** DATASET **
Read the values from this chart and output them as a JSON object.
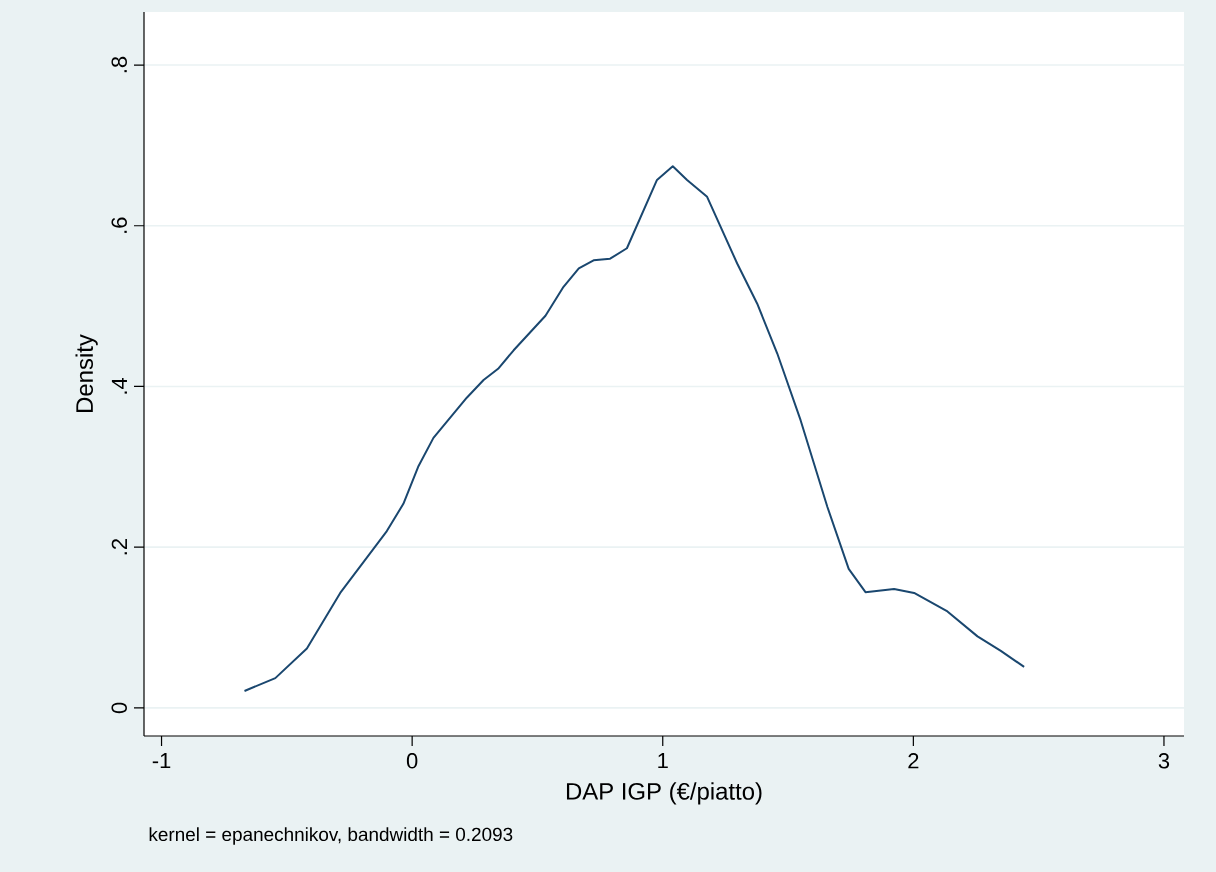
{
  "chart_data": {
    "type": "line",
    "xlabel": "DAP IGP (€/piatto)",
    "ylabel": "Density",
    "annotations": [
      "kernel = epanechnikov, bandwidth = 0.2093"
    ],
    "x": [
      -0.669,
      -0.546,
      -0.42,
      -0.287,
      -0.101,
      -0.035,
      0.024,
      0.085,
      0.218,
      0.285,
      0.343,
      0.405,
      0.532,
      0.604,
      0.665,
      0.724,
      0.79,
      0.857,
      0.977,
      1.04,
      1.097,
      1.177,
      1.297,
      1.377,
      1.457,
      1.55,
      1.657,
      1.742,
      1.809,
      1.923,
      2.003,
      2.136,
      2.256,
      2.349,
      2.442
    ],
    "series": [
      {
        "color": "#1a476f",
        "values": [
          0.021,
          0.037,
          0.074,
          0.143,
          0.22,
          0.254,
          0.3,
          0.336,
          0.386,
          0.408,
          0.422,
          0.445,
          0.488,
          0.524,
          0.547,
          0.557,
          0.559,
          0.572,
          0.657,
          0.674,
          0.657,
          0.636,
          0.553,
          0.503,
          0.441,
          0.358,
          0.25,
          0.173,
          0.144,
          0.148,
          0.143,
          0.12,
          0.089,
          0.071,
          0.051
        ]
      }
    ],
    "xlim": [
      -1.07,
      3.08
    ],
    "ylim": [
      -0.035,
      0.866
    ],
    "xticks": [
      -1,
      0,
      1,
      2,
      3
    ],
    "yticks": [
      0,
      {
        "value": 0.2,
        "label": ".2"
      },
      {
        "value": 0.4,
        "label": ".4"
      },
      {
        "value": 0.6,
        "label": ".6"
      },
      {
        "value": 0.8,
        "label": ".8"
      }
    ],
    "grid": "y"
  }
}
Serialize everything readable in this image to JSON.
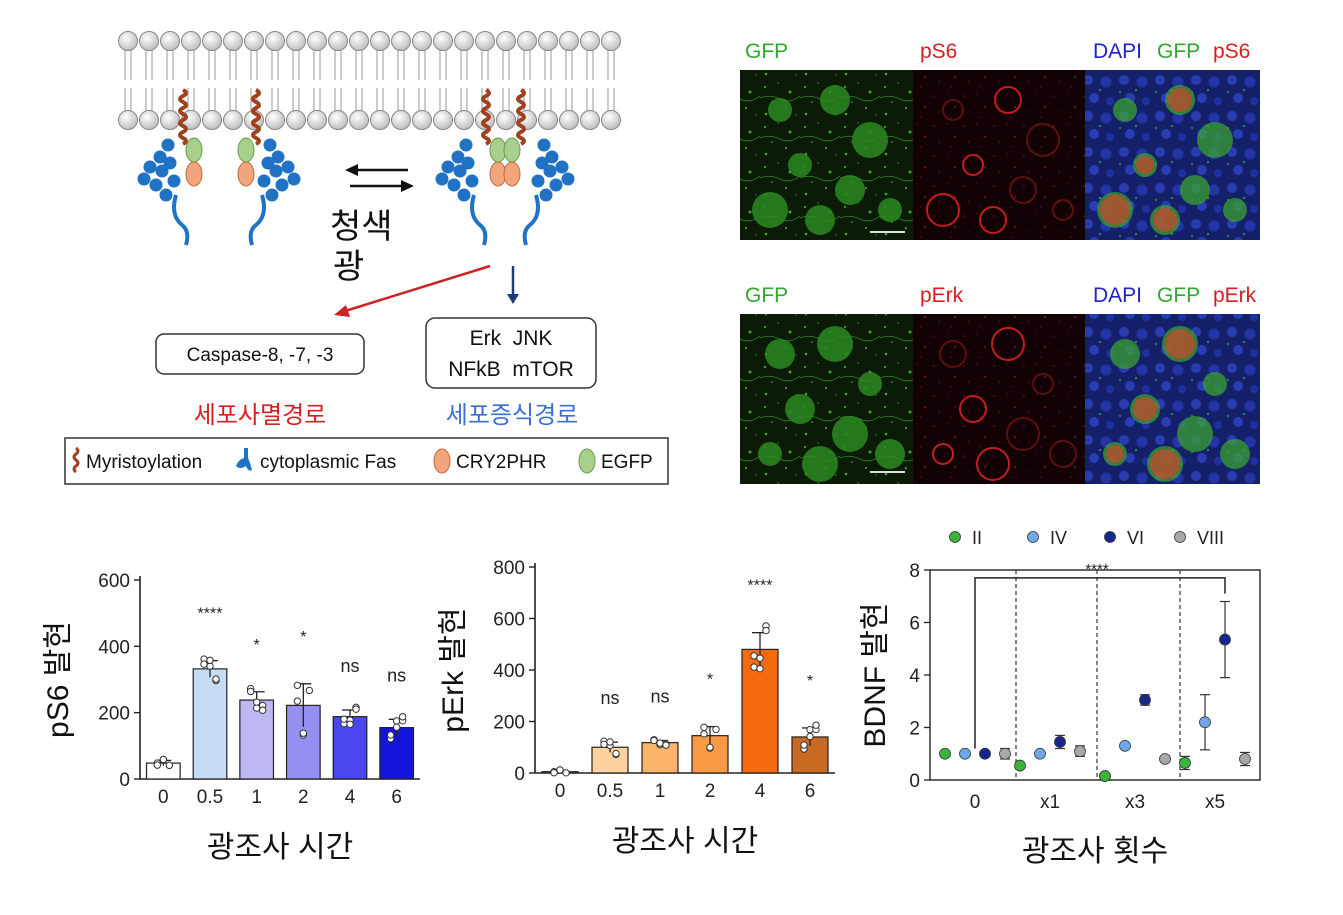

** YOUR INSTRUCTIONS **
Make a verbatim copy of all the entries and strip out the pictures.

** EXERCISE RESULT **
Read the values from this chart and output them as a JSON object.
{
  "chart_data": {
    "type": "line",
    "xlabel": "DAP IGP (€/piatto)",
    "ylabel": "Density",
    "annotations": [
      "kernel = epanechnikov, bandwidth = 0.2093"
    ],
    "x": [
      -0.669,
      -0.546,
      -0.42,
      -0.287,
      -0.101,
      -0.035,
      0.024,
      0.085,
      0.218,
      0.285,
      0.343,
      0.405,
      0.532,
      0.604,
      0.665,
      0.724,
      0.79,
      0.857,
      0.977,
      1.04,
      1.097,
      1.177,
      1.297,
      1.377,
      1.457,
      1.55,
      1.657,
      1.742,
      1.809,
      1.923,
      2.003,
      2.136,
      2.256,
      2.349,
      2.442
    ],
    "series": [
      {
        "color": "#1a476f",
        "values": [
          0.021,
          0.037,
          0.074,
          0.143,
          0.22,
          0.254,
          0.3,
          0.336,
          0.386,
          0.408,
          0.422,
          0.445,
          0.488,
          0.524,
          0.547,
          0.557,
          0.559,
          0.572,
          0.657,
          0.674,
          0.657,
          0.636,
          0.553,
          0.503,
          0.441,
          0.358,
          0.25,
          0.173,
          0.144,
          0.148,
          0.143,
          0.12,
          0.089,
          0.071,
          0.051
        ]
      }
    ],
    "xlim": [
      -1.07,
      3.08
    ],
    "ylim": [
      -0.035,
      0.866
    ],
    "xticks": [
      -1,
      0,
      1,
      2,
      3
    ],
    "yticks": [
      0,
      {
        "value": 0.2,
        "label": ".2"
      },
      {
        "value": 0.4,
        "label": ".4"
      },
      {
        "value": 0.6,
        "label": ".6"
      },
      {
        "value": 0.8,
        "label": ".8"
      }
    ],
    "grid": "y"
  }
}
Serialize everything readable in this image to JSON.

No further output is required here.